### PROBLEM DETAILS
Decide whether each statement below agrees with the notebook text, answering yes or no and quoting the words of the notebook text that settle it. 1. Files written to /kaggle/temp/ are kept after the current session ends. 2. Up to 20GB can be written to the current directory. 3. The input directory can be written to.

### TEXT BLOCK
/---
In [2]:
# This Python 3 environment comes with many helpful analytics libraries installed
# It is defined by the kaggle/python Docker image: https://github.com/kaggle/docker-python
# For example, here's several helpful packages to load

import numpy as np # linear algebra
import pandas as pd # data processing, CSV file I/O (e.g. pd.read_csv)

# Input data files are available in the read-only "../input/" directory
# For example, running this (by clicking run or pressing Shift+Enter) will list all files under the input directory

import os
for dirname, _, filenames in os.walk('/kaggle/input'):
    for filename in filenames:
        print(os.path.join(dirname, filename))

# You can write up to 20GB to the current directory (/kaggle/working/) that gets preserved as output when you create a version using "Save & Run All" 
# You can also write temporary files to /kaggle/temp/, but they won't be saved outside of the current session

/kaggle/input/house-prices-advanced-regression-techniques/sample_submission.csv
/kaggle/input/house-prices-advanced-regression-techniques/data_description.txt
/kaggle/input/house-prices-advanced-regression-techniques/train.csv
/kaggle/input/house-prices-advanced-regression-techniques/test.csv


# Homework description

1. Take data from house pricing (kaggle)
\---
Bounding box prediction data
/---
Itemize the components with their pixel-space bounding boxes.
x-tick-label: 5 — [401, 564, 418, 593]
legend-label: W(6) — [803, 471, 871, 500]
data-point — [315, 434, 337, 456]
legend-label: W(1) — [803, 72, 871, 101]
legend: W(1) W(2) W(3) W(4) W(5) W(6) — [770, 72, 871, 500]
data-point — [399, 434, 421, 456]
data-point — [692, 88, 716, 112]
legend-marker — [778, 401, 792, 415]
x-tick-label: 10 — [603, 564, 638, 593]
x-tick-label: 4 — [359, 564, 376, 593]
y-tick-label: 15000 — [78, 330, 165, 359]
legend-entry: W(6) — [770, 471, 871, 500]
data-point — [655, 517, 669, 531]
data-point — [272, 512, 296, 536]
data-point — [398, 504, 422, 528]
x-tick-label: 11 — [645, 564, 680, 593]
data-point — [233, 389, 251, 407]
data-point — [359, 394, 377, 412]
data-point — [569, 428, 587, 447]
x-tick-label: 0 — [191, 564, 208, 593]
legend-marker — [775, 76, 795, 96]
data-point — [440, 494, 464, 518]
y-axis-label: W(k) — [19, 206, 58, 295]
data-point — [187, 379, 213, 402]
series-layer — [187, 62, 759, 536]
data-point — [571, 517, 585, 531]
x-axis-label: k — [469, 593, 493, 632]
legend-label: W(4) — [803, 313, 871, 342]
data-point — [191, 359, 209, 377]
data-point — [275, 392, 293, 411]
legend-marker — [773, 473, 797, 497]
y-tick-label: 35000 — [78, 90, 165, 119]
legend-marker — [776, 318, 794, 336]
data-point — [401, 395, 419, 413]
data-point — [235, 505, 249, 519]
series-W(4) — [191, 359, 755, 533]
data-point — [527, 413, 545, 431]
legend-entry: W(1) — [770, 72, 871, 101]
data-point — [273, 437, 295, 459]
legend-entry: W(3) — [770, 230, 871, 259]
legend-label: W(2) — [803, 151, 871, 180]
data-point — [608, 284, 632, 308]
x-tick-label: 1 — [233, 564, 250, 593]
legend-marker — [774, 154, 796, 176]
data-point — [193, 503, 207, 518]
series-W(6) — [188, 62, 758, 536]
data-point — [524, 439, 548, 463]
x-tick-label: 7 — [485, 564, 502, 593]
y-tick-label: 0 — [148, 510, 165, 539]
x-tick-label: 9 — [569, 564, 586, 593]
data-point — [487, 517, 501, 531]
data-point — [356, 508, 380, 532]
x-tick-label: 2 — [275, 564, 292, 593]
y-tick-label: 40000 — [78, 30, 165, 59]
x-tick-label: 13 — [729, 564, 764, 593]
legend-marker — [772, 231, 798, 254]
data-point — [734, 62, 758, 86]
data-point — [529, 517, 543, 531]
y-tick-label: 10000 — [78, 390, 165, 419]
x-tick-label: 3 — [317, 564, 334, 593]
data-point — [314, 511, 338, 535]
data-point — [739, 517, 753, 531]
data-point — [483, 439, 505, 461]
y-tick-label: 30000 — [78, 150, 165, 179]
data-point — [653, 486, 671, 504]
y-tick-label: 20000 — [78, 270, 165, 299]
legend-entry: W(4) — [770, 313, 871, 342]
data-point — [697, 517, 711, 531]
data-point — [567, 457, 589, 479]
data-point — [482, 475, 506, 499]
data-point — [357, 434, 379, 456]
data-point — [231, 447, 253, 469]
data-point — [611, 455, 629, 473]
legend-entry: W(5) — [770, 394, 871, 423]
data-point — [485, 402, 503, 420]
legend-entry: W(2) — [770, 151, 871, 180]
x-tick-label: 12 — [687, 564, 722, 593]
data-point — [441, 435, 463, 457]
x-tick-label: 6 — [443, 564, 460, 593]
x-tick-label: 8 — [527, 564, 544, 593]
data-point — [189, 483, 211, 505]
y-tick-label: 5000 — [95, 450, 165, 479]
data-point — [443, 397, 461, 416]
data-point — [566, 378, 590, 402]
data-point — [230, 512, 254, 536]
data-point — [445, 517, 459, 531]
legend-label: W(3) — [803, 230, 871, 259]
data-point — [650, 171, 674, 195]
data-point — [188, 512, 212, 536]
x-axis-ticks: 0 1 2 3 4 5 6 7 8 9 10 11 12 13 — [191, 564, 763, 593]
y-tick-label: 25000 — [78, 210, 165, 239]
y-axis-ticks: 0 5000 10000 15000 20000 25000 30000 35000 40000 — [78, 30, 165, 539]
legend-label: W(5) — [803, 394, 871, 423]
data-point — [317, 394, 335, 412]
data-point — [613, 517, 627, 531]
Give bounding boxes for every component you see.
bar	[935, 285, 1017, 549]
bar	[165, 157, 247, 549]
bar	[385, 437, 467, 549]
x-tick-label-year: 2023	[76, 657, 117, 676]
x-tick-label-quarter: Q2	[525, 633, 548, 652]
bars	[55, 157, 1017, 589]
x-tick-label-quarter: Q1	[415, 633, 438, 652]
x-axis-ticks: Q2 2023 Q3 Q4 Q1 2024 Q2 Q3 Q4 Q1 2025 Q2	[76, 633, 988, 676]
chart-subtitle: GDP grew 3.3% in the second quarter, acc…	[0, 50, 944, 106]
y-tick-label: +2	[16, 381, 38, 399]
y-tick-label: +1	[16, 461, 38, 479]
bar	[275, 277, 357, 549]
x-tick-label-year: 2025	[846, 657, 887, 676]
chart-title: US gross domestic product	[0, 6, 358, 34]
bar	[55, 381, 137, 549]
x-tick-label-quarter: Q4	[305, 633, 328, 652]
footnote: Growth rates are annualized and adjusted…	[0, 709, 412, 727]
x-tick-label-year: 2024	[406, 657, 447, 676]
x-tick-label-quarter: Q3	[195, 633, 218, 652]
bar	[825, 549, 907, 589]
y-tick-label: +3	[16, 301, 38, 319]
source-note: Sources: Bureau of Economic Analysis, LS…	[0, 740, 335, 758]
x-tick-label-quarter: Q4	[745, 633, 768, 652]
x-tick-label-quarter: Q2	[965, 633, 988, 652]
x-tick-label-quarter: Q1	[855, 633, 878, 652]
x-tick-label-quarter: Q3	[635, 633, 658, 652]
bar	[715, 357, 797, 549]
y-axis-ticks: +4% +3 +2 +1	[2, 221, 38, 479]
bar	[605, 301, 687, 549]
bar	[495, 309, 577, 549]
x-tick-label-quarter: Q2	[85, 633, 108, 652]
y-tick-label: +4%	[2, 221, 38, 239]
\---
### RESPONSE TO THE TASK
1. No: "You can also write temporary files to /kaggle/temp/, but they won't be saved outside of the current session"
2. Yes: "You can write up to 20GB to the current directory (/kaggle/working/)"
3. No: "Input data files are available in the read-only "../input/" directory"